**WORK INSTRUCTIONS:**
Look for "Convert this screenshot" in the records below, then copy that line and every line after it, exactly and with nothing added.
- - -
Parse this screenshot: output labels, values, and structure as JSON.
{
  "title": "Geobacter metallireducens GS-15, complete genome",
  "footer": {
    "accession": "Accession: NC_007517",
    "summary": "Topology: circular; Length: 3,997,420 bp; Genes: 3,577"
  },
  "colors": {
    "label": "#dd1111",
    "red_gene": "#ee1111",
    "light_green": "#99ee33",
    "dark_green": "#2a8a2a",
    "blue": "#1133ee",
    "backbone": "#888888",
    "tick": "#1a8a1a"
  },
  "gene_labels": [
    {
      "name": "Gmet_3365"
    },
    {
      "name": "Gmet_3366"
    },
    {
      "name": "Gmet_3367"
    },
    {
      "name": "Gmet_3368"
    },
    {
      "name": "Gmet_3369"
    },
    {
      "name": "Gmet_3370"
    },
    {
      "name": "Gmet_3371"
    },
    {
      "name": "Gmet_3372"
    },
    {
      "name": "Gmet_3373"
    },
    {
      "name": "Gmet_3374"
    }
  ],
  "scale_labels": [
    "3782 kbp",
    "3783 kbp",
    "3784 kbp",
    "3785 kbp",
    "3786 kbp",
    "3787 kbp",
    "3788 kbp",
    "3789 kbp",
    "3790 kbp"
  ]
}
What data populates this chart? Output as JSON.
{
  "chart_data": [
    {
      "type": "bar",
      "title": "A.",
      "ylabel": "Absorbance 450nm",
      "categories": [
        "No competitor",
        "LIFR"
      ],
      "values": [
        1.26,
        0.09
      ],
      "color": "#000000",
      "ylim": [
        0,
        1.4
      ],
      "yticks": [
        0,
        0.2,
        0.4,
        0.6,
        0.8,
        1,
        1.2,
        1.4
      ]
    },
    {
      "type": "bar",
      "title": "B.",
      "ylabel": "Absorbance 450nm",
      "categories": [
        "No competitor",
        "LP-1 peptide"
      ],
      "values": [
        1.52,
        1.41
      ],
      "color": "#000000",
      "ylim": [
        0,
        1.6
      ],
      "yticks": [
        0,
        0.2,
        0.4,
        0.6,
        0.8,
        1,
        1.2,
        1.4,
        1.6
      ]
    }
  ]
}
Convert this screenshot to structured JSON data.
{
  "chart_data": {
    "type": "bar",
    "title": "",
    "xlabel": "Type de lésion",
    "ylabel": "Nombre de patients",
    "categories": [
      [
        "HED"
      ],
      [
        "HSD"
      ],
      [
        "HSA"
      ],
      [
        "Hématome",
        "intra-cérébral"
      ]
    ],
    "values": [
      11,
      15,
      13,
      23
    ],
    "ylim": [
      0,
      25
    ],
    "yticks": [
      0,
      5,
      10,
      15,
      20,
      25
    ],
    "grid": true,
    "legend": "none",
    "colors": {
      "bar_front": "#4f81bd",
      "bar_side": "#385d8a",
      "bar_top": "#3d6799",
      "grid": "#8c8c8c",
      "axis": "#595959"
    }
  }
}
- - -
**OUTPUT BELOW:**
Convert this screenshot to structured JSON data.
{
  "chart_data": {
    "type": "bar",
    "title": "",
    "xlabel": "Type de lésion",
    "ylabel": "Nombre de patients",
    "categories": [
      [
        "HED"
      ],
      [
        "HSD"
      ],
      [
        "HSA"
      ],
      [
        "Hématome",
        "intra-cérébral"
      ]
    ],
    "values": [
      11,
      15,
      13,
      23
    ],
    "ylim": [
      0,
      25
    ],
    "yticks": [
      0,
      5,
      10,
      15,
      20,
      25
    ],
    "grid": true,
    "legend": "none",
    "colors": {
      "bar_front": "#4f81bd",
      "bar_side": "#385d8a",
      "bar_top": "#3d6799",
      "grid": "#8c8c8c",
      "axis": "#595959"
    }
  }
}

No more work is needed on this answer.